# Start of WORKING DATA

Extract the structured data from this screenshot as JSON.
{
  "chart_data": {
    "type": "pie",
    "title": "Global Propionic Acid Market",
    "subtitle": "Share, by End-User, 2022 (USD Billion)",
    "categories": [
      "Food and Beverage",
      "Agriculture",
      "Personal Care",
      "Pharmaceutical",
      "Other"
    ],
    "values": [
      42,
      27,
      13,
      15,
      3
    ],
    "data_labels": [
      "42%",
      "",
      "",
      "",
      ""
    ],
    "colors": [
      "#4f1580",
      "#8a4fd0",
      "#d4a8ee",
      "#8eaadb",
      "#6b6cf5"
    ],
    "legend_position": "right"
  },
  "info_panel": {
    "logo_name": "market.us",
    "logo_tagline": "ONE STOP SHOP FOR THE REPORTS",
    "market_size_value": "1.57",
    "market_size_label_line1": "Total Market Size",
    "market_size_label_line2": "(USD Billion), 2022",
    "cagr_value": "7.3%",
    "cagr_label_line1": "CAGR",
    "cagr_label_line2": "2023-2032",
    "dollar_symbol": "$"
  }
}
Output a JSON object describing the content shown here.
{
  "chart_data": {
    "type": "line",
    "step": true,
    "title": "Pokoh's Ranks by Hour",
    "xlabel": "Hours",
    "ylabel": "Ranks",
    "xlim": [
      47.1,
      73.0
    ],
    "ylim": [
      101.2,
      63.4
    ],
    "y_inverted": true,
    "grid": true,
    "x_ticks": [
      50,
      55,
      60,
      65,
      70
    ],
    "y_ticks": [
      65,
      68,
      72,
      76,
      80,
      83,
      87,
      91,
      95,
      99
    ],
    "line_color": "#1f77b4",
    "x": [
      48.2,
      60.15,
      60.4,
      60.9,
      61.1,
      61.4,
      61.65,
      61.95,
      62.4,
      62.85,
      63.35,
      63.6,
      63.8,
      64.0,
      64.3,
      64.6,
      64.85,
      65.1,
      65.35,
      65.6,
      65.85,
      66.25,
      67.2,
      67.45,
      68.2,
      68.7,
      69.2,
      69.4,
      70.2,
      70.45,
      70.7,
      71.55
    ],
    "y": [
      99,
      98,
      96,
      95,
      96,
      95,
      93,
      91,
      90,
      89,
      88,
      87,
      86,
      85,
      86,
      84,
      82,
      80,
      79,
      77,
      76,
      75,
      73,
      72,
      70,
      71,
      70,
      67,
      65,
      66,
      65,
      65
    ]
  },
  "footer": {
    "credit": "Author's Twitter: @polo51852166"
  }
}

# End of WORKING DATA

THE TASK: Write out every line from the entries where "Ranks" appears.

REPLY:
    "title": "Pokoh's Ranks by Hour",
    "ylabel": "Ranks",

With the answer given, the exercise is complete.